* Exercise objective:
In your copy, leave out the pictures and repeat the entries below exactly.

= = =

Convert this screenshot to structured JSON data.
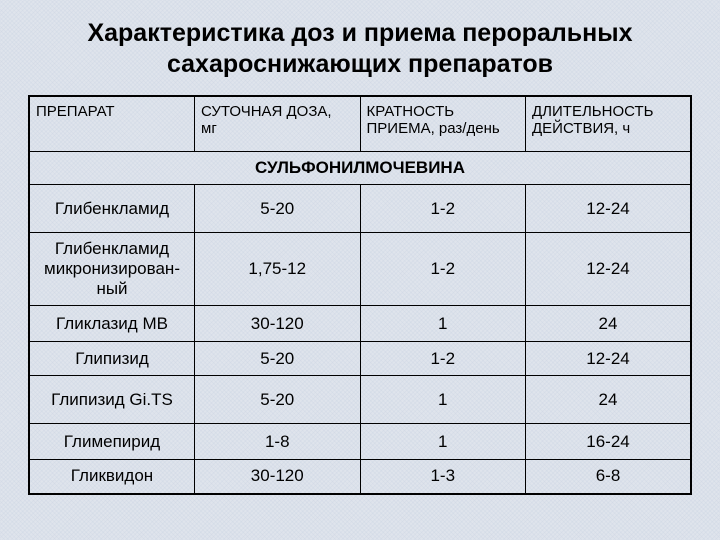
{
  "title_line1": "Характеристика доз и приема пероральных",
  "title_line2": "сахароснижающих препаратов",
  "headers": {
    "c0": "ПРЕПАРАТ",
    "c1a": "СУТОЧНАЯ ДОЗА,",
    "c1b": "мг",
    "c2a": "КРАТНОСТЬ",
    "c2b": "ПРИЕМА, раз/день",
    "c3a": "ДЛИТЕЛЬНОСТЬ",
    "c3b": "ДЕЙСТВИЯ, ч"
  },
  "section": "СУЛЬФОНИЛМОЧЕВИНА",
  "rows": [
    {
      "name": "Глибенкламид",
      "dose": "5-20",
      "freq": "1-2",
      "duration": "12-24"
    },
    {
      "name_l1": "Глибенкламид",
      "name_l2": "микронизирован-",
      "name_l3": "ный",
      "dose": "1,75-12",
      "freq": "1-2",
      "duration": "12-24"
    },
    {
      "name": "Гликлазид МВ",
      "dose": "30-120",
      "freq": "1",
      "duration": "24"
    },
    {
      "name": "Глипизид",
      "dose": "5-20",
      "freq": "1-2",
      "duration": "12-24"
    },
    {
      "name": "Глипизид Gi.TS",
      "dose": "5-20",
      "freq": "1",
      "duration": "24"
    },
    {
      "name": "Глимепирид",
      "dose": "1-8",
      "freq": "1",
      "duration": "16-24"
    },
    {
      "name": "Гликвидон",
      "dose": "30-120",
      "freq": "1-3",
      "duration": "6-8"
    }
  ],
  "style": {
    "background_color": "#dfe4ec",
    "text_color": "#000000",
    "border_color": "#000000",
    "title_fontsize": 25,
    "header_fontsize": 15,
    "cell_fontsize": 17,
    "font_family": "Arial"
  }
}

= = =

* Answer to this task:
Convert this screenshot to structured JSON data.
{
  "title_line1": "Характеристика доз и приема пероральных",
  "title_line2": "сахароснижающих препаратов",
  "headers": {
    "c0": "ПРЕПАРАТ",
    "c1a": "СУТОЧНАЯ ДОЗА,",
    "c1b": "мг",
    "c2a": "КРАТНОСТЬ",
    "c2b": "ПРИЕМА, раз/день",
    "c3a": "ДЛИТЕЛЬНОСТЬ",
    "c3b": "ДЕЙСТВИЯ, ч"
  },
  "section": "СУЛЬФОНИЛМОЧЕВИНА",
  "rows": [
    {
      "name": "Глибенкламид",
      "dose": "5-20",
      "freq": "1-2",
      "duration": "12-24"
    },
    {
      "name_l1": "Глибенкламид",
      "name_l2": "микронизирован-",
      "name_l3": "ный",
      "dose": "1,75-12",
      "freq": "1-2",
      "duration": "12-24"
    },
    {
      "name": "Гликлазид МВ",
      "dose": "30-120",
      "freq": "1",
      "duration": "24"
    },
    {
      "name": "Глипизид",
      "dose": "5-20",
      "freq": "1-2",
      "duration": "12-24"
    },
    {
      "name": "Глипизид Gi.TS",
      "dose": "5-20",
      "freq": "1",
      "duration": "24"
    },
    {
      "name": "Глимепирид",
      "dose": "1-8",
      "freq": "1",
      "duration": "16-24"
    },
    {
      "name": "Гликвидон",
      "dose": "30-120",
      "freq": "1-3",
      "duration": "6-8"
    }
  ],
  "style": {
    "background_color": "#dfe4ec",
    "text_color": "#000000",
    "border_color": "#000000",
    "title_fontsize": 25,
    "header_fontsize": 15,
    "cell_fontsize": 17,
    "font_family": "Arial"
  }
}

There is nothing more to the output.